## Short exercise
Collect each line containing "documents".

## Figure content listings
________
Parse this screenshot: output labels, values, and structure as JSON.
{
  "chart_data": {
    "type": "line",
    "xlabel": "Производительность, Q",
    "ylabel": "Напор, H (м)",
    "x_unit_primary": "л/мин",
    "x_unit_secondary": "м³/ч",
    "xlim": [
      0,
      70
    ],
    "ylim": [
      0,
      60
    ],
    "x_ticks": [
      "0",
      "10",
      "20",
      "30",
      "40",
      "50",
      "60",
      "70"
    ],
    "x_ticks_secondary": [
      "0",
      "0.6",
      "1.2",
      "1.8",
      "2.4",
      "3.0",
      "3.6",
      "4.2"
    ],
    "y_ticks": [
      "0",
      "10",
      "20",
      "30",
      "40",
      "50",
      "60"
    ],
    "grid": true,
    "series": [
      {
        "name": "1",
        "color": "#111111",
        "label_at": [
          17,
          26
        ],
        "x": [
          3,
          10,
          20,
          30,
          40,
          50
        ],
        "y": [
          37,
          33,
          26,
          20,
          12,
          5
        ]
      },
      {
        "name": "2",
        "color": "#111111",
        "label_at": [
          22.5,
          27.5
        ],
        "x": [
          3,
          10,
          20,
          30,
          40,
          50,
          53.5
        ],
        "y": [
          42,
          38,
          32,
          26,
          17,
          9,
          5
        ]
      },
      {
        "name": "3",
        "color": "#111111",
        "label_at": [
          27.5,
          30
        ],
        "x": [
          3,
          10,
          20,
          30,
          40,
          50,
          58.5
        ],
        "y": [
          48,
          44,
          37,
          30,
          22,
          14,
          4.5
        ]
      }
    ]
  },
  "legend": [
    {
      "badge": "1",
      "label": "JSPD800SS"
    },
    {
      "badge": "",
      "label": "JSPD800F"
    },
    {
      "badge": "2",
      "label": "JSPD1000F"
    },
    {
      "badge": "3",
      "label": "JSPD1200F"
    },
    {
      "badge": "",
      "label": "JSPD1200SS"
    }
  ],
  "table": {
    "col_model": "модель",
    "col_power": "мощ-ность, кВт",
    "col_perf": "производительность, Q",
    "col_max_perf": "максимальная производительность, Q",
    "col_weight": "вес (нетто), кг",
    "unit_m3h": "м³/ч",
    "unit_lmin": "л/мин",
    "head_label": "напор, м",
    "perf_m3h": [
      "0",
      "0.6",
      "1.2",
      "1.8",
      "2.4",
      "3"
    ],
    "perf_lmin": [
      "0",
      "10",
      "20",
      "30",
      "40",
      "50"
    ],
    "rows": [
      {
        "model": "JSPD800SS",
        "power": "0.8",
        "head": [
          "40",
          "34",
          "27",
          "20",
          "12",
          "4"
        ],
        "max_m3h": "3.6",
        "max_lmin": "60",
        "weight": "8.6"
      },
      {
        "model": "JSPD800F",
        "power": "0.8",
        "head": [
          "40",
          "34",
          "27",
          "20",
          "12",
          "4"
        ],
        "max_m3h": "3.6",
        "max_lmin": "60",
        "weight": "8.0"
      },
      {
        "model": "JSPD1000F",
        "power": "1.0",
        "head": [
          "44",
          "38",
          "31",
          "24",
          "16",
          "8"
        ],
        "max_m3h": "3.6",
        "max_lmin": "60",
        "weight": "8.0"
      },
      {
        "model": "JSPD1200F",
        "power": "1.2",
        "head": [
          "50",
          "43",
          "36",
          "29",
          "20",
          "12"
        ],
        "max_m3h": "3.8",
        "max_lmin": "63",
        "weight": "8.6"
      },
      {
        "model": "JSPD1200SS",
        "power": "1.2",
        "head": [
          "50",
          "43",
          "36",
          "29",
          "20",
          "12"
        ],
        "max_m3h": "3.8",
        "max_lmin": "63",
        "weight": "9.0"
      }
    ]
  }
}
________
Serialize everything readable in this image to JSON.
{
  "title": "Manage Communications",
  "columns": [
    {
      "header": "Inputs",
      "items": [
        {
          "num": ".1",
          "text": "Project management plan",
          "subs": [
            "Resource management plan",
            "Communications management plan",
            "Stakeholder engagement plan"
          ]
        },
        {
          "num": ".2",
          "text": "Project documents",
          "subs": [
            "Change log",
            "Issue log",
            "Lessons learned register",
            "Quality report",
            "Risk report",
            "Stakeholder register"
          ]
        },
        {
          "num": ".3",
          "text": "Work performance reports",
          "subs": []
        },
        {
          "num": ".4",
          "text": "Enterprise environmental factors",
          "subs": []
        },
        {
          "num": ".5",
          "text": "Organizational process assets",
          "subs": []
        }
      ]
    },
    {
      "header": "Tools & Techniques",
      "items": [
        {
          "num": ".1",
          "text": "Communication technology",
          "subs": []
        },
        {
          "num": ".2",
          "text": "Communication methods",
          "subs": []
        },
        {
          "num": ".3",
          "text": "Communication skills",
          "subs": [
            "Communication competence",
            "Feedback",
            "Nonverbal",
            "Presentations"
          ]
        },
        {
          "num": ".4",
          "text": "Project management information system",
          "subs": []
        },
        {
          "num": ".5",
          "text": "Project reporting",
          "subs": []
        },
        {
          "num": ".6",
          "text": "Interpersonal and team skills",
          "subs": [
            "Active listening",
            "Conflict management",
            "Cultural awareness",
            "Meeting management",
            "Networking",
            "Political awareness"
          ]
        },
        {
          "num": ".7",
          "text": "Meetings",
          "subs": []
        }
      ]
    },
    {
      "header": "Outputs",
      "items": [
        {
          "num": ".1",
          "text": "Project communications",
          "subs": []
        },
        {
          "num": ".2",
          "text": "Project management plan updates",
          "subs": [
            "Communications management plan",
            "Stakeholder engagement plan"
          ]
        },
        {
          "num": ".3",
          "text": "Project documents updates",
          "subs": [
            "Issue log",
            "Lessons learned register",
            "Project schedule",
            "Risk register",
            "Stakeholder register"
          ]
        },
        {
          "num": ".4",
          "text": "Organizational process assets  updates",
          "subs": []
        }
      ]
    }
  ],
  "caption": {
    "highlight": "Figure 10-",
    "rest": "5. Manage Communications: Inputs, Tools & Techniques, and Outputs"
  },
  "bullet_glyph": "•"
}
________
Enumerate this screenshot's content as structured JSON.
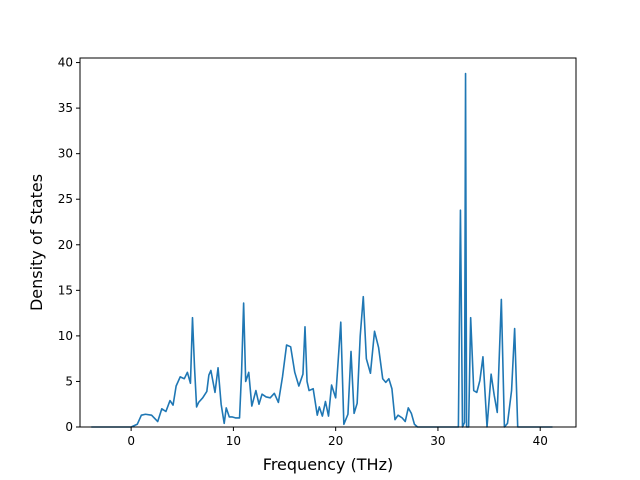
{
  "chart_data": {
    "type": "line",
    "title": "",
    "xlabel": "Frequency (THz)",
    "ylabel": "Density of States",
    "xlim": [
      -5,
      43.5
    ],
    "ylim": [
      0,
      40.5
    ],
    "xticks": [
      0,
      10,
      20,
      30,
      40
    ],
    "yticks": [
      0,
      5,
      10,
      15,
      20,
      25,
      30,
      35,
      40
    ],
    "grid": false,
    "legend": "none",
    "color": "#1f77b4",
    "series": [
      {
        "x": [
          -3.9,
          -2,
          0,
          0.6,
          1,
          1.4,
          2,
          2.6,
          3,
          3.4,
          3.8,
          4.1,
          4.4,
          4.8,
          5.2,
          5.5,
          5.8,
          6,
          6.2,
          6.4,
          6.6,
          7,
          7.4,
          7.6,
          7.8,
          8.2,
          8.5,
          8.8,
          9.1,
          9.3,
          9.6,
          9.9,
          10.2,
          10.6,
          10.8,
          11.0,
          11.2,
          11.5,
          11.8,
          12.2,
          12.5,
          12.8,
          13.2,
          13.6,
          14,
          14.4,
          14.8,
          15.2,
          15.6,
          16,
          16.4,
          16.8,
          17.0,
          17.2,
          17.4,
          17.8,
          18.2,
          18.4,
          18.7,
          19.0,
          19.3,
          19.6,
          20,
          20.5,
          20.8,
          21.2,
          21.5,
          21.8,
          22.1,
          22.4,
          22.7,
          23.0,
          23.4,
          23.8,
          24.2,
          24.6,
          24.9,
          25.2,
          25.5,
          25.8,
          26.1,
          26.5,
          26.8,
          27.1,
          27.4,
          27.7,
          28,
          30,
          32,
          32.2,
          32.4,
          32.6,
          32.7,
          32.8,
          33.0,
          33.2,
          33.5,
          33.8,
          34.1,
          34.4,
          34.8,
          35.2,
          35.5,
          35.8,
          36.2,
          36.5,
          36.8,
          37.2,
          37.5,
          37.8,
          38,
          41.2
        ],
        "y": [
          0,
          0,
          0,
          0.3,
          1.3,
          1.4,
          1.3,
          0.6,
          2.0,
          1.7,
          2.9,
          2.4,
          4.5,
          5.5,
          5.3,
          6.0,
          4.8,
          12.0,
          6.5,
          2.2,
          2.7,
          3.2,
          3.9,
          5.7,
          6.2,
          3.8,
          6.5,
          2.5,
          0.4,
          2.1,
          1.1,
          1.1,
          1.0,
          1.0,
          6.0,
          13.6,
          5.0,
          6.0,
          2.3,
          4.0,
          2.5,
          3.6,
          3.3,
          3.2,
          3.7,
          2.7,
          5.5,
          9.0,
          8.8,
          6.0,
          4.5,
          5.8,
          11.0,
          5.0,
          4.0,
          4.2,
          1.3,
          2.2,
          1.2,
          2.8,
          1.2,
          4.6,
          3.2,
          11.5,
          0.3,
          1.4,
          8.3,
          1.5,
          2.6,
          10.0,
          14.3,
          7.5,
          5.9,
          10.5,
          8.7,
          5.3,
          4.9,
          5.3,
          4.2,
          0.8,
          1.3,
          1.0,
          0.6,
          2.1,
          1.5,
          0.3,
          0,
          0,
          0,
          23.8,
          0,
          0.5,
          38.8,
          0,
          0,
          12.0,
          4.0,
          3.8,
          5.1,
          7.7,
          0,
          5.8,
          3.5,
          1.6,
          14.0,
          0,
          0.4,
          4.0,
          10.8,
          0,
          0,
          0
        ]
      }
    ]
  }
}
________
## Worked solution
          "text": "Project documents",
          "text": "Project documents updates",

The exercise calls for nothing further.